# Dataset items:
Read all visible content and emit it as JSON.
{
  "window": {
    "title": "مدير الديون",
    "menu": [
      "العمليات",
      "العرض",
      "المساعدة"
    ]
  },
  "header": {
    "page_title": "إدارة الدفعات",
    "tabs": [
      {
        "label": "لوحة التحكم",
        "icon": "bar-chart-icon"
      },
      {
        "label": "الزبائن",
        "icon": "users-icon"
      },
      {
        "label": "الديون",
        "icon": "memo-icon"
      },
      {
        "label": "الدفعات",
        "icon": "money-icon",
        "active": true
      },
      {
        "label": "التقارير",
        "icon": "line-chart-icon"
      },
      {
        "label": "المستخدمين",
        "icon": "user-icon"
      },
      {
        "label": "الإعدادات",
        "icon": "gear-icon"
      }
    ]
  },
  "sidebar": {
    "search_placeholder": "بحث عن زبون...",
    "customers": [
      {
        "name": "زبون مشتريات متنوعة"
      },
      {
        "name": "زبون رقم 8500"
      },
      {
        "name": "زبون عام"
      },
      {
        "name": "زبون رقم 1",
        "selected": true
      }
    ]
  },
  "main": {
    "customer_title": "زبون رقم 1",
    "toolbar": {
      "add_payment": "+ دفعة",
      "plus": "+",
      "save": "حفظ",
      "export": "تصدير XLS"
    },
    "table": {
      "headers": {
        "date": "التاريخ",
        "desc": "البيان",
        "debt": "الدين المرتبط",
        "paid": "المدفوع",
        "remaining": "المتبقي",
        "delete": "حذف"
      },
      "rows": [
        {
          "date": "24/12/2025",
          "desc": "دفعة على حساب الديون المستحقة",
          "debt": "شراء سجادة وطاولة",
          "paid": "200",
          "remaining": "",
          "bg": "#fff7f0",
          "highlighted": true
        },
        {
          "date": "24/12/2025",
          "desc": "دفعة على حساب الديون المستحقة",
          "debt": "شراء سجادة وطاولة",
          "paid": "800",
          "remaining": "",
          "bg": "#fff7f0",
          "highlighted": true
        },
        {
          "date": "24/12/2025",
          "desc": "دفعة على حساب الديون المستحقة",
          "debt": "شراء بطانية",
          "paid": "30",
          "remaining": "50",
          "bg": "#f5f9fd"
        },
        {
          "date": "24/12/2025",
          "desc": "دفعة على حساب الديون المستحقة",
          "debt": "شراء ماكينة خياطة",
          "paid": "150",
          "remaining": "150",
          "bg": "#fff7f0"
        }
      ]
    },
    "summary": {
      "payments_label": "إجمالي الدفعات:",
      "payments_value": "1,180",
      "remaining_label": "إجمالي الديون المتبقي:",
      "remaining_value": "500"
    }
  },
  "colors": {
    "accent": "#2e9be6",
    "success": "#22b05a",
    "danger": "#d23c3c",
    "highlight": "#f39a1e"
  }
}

# Instructions for the task:
From the records above, pull out each line that has "true".

# Problem solution:
        "active": true
        "selected": true
          "highlighted": true
          "highlighted": true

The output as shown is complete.